REQUIRED TASK :: Look at the entries below and reproduce them exactly.

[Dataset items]
<<<<

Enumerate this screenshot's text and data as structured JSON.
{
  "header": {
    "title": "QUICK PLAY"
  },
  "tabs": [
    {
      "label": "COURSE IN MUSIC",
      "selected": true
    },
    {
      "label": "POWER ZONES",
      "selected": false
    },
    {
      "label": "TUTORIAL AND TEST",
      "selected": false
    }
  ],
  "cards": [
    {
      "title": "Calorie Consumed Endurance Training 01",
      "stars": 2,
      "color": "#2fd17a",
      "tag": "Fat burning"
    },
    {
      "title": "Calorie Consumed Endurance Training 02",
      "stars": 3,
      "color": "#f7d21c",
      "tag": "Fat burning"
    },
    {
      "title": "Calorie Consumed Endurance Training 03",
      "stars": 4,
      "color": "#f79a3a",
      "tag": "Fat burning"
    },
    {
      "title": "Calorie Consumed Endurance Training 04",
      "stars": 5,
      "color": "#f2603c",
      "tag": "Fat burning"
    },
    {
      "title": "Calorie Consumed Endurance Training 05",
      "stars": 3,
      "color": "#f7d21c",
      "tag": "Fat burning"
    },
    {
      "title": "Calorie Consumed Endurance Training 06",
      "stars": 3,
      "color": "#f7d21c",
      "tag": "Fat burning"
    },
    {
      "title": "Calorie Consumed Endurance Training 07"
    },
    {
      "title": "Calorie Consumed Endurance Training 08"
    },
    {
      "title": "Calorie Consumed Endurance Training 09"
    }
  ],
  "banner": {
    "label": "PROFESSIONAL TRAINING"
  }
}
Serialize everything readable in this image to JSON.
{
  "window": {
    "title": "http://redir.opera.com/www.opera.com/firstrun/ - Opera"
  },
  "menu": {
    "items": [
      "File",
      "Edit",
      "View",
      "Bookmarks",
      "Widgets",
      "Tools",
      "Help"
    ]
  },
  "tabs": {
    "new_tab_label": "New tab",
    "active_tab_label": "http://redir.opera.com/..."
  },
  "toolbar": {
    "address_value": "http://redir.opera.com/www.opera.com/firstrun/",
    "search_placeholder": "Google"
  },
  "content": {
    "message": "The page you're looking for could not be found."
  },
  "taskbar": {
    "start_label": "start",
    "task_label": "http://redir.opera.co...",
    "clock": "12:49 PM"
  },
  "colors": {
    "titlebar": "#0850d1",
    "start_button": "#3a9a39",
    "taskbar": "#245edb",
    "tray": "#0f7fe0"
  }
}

>>>>

SOLUTION FOR THIS PROBLEM ::
Enumerate this screenshot's text and data as structured JSON.
{
  "header": {
    "title": "QUICK PLAY"
  },
  "tabs": [
    {
      "label": "COURSE IN MUSIC",
      "selected": true
    },
    {
      "label": "POWER ZONES",
      "selected": false
    },
    {
      "label": "TUTORIAL AND TEST",
      "selected": false
    }
  ],
  "cards": [
    {
      "title": "Calorie Consumed Endurance Training 01",
      "stars": 2,
      "color": "#2fd17a",
      "tag": "Fat burning"
    },
    {
      "title": "Calorie Consumed Endurance Training 02",
      "stars": 3,
      "color": "#f7d21c",
      "tag": "Fat burning"
    },
    {
      "title": "Calorie Consumed Endurance Training 03",
      "stars": 4,
      "color": "#f79a3a",
      "tag": "Fat burning"
    },
    {
      "title": "Calorie Consumed Endurance Training 04",
      "stars": 5,
      "color": "#f2603c",
      "tag": "Fat burning"
    },
    {
      "title": "Calorie Consumed Endurance Training 05",
      "stars": 3,
      "color": "#f7d21c",
      "tag": "Fat burning"
    },
    {
      "title": "Calorie Consumed Endurance Training 06",
      "stars": 3,
      "color": "#f7d21c",
      "tag": "Fat burning"
    },
    {
      "title": "Calorie Consumed Endurance Training 07"
    },
    {
      "title": "Calorie Consumed Endurance Training 08"
    },
    {
      "title": "Calorie Consumed Endurance Training 09"
    }
  ],
  "banner": {
    "label": "PROFESSIONAL TRAINING"
  }
}
Serialize everything readable in this image to JSON.
{
  "window": {
    "title": "http://redir.opera.com/www.opera.com/firstrun/ - Opera"
  },
  "menu": {
    "items": [
      "File",
      "Edit",
      "View",
      "Bookmarks",
      "Widgets",
      "Tools",
      "Help"
    ]
  },
  "tabs": {
    "new_tab_label": "New tab",
    "active_tab_label": "http://redir.opera.com/..."
  },
  "toolbar": {
    "address_value": "http://redir.opera.com/www.opera.com/firstrun/",
    "search_placeholder": "Google"
  },
  "content": {
    "message": "The page you're looking for could not be found."
  },
  "taskbar": {
    "start_label": "start",
    "task_label": "http://redir.opera.co...",
    "clock": "12:49 PM"
  },
  "colors": {
    "titlebar": "#0850d1",
    "start_button": "#3a9a39",
    "taskbar": "#245edb",
    "tray": "#0f7fe0"
  }
}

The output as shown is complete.